Top of Reading passage

Emmanuel Okoye

Personal information
- Full name: Emmanuel Ndubuisi Okoye
- Date of birth: 4 April 1991 (age 34)
- Place of birth: Lagos, Nigeria
- Height: 1.81 m (5 ft 11 in)
- Position: Winger

Senior career*
- Years: Team / Apps / (Gls)
- 2008–2011: Vyzas / 77 / (19)
- 2011–2014: Panionios / 20 / (4)
- 2014–2015: Aris Limassol / 31 / (3)
- 2015–2016: Pafos FC / 32 / (5)
- 2016–2017: Marbella / 21 / (3)
- 2017–2018: Gżira United / 24 / (10)
- 2018–2019: Akritas Chlorakas / 11 / (2)

Bottom of Reading passage
Top of Study material

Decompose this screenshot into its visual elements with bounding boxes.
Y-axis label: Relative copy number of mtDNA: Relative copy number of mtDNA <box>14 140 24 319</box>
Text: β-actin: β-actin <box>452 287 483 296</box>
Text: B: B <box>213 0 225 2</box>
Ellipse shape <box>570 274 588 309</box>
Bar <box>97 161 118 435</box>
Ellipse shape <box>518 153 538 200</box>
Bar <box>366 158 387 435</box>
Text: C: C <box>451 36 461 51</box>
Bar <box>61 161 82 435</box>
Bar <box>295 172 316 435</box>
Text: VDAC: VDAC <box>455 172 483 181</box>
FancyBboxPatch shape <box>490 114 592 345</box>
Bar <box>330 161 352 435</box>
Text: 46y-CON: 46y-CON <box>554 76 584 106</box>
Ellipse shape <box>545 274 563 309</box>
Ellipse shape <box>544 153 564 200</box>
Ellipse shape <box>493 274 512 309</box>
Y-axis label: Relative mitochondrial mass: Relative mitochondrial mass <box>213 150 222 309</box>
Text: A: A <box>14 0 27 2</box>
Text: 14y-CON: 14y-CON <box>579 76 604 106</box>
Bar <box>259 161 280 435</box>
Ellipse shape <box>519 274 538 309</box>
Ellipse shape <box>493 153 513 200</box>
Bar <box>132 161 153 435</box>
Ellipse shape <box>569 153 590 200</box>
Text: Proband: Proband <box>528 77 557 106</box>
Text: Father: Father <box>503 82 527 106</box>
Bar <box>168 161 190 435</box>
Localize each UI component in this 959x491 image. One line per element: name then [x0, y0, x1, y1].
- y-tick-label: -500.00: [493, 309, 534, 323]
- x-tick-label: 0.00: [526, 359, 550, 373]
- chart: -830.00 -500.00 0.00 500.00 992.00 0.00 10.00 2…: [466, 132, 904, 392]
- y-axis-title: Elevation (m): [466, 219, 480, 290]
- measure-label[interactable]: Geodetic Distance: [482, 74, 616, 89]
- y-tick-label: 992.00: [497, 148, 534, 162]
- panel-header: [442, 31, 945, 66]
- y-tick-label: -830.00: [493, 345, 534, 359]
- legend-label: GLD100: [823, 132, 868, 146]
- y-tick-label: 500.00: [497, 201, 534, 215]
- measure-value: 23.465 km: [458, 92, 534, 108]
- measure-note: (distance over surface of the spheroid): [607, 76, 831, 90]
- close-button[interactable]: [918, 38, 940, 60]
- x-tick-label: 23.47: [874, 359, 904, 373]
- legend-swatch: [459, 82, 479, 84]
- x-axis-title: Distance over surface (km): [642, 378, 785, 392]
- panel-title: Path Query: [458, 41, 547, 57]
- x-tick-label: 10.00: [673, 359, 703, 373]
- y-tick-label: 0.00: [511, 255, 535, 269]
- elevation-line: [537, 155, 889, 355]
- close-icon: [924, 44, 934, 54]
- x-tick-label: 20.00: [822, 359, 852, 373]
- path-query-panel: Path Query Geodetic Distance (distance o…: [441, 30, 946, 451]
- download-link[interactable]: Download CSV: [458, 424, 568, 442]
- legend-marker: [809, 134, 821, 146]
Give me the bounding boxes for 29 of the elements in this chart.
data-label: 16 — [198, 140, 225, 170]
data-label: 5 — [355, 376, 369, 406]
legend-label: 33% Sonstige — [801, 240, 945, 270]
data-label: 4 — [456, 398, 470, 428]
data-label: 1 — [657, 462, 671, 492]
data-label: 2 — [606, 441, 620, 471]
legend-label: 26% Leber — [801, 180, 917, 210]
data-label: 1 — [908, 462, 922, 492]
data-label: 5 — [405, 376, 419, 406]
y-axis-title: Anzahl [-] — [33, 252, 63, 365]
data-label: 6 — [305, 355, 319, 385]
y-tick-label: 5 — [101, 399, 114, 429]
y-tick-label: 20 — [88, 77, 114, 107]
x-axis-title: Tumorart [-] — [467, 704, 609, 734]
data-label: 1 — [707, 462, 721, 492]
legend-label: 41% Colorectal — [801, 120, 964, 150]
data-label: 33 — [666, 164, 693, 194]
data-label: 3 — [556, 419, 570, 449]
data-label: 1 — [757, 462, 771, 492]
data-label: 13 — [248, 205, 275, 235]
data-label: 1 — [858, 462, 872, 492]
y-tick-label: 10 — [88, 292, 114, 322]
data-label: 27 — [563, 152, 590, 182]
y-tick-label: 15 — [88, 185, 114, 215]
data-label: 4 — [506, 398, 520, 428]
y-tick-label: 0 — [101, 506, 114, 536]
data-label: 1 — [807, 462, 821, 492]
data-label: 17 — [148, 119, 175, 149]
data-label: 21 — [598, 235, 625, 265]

Bottom of Study material

## Required actions
1. Answer each question from the Emmanuel Okoye profile.
(a) Where was he born?
(b) For which team did he play in 2017–2018, and how many goals did he score there?
(c) What position does he play?
2. Write the next part of the Emmanuel Okoye profile, starting after its last line.
These records are separate material with no connection to the profile.

## Responses to the tasks
1.
(a) Lagos, Nigeria
(b) Gżira United, 10 goals
(c) Winger

2.
- 2019: Al-Arabi

= Emmanuel Okoye =

Nigerian footballer

Emmanuel Ndubuisi Okoye (born 4 April 1991) is a Nigerian footballer who plays as a winger.

==Club career==
Okoye started his career from Greek side Vyzas – in three years, he made a total of 77 league appearances and scored 19 goals for the club, all in the Football League 2. In July 2011, he moved to Panionios in the Super League.